#### Task goal:
Your task is to quote the material that follows, in full and exactly.

#### Supplied material:
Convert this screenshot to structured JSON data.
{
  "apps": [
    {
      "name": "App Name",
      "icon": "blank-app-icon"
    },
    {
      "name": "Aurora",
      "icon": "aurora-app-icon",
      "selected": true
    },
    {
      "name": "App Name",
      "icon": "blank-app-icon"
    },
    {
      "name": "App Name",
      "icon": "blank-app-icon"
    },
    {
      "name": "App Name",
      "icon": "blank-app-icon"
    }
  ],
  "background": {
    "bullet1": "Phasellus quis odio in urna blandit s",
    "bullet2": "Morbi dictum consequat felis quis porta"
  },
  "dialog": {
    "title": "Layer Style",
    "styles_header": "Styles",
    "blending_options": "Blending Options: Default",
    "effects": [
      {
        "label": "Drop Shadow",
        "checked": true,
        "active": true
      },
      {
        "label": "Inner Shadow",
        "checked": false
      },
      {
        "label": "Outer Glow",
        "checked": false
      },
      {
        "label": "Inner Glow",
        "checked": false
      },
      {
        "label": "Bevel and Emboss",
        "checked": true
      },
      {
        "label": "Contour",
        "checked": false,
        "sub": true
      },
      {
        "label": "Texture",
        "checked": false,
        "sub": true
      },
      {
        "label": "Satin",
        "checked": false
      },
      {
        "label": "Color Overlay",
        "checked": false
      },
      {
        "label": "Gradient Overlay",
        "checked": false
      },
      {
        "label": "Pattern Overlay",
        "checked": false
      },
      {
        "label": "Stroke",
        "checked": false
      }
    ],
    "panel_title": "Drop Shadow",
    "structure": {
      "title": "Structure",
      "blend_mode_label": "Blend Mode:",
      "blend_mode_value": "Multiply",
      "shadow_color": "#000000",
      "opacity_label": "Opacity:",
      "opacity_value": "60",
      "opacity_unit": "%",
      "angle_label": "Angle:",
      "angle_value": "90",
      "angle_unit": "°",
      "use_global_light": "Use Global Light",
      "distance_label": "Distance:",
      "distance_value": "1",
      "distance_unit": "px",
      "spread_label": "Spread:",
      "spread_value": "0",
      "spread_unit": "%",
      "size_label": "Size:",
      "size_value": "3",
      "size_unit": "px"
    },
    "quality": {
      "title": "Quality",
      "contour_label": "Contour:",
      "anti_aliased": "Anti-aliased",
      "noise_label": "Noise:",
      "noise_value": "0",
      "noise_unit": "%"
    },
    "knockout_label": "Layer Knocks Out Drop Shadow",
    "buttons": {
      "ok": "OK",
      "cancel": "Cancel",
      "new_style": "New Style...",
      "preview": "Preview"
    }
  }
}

#### Exercise result:
Convert this screenshot to structured JSON data.
{
  "apps": [
    {
      "name": "App Name",
      "icon": "blank-app-icon"
    },
    {
      "name": "Aurora",
      "icon": "aurora-app-icon",
      "selected": true
    },
    {
      "name": "App Name",
      "icon": "blank-app-icon"
    },
    {
      "name": "App Name",
      "icon": "blank-app-icon"
    },
    {
      "name": "App Name",
      "icon": "blank-app-icon"
    }
  ],
  "background": {
    "bullet1": "Phasellus quis odio in urna blandit s",
    "bullet2": "Morbi dictum consequat felis quis porta"
  },
  "dialog": {
    "title": "Layer Style",
    "styles_header": "Styles",
    "blending_options": "Blending Options: Default",
    "effects": [
      {
        "label": "Drop Shadow",
        "checked": true,
        "active": true
      },
      {
        "label": "Inner Shadow",
        "checked": false
      },
      {
        "label": "Outer Glow",
        "checked": false
      },
      {
        "label": "Inner Glow",
        "checked": false
      },
      {
        "label": "Bevel and Emboss",
        "checked": true
      },
      {
        "label": "Contour",
        "checked": false,
        "sub": true
      },
      {
        "label": "Texture",
        "checked": false,
        "sub": true
      },
      {
        "label": "Satin",
        "checked": false
      },
      {
        "label": "Color Overlay",
        "checked": false
      },
      {
        "label": "Gradient Overlay",
        "checked": false
      },
      {
        "label": "Pattern Overlay",
        "checked": false
      },
      {
        "label": "Stroke",
        "checked": false
      }
    ],
    "panel_title": "Drop Shadow",
    "structure": {
      "title": "Structure",
      "blend_mode_label": "Blend Mode:",
      "blend_mode_value": "Multiply",
      "shadow_color": "#000000",
      "opacity_label": "Opacity:",
      "opacity_value": "60",
      "opacity_unit": "%",
      "angle_label": "Angle:",
      "angle_value": "90",
      "angle_unit": "°",
      "use_global_light": "Use Global Light",
      "distance_label": "Distance:",
      "distance_value": "1",
      "distance_unit": "px",
      "spread_label": "Spread:",
      "spread_value": "0",
      "spread_unit": "%",
      "size_label": "Size:",
      "size_value": "3",
      "size_unit": "px"
    },
    "quality": {
      "title": "Quality",
      "contour_label": "Contour:",
      "anti_aliased": "Anti-aliased",
      "noise_label": "Noise:",
      "noise_value": "0",
      "noise_unit": "%"
    },
    "knockout_label": "Layer Knocks Out Drop Shadow",
    "buttons": {
      "ok": "OK",
      "cancel": "Cancel",
      "new_style": "New Style...",
      "preview": "Preview"
    }
  }
}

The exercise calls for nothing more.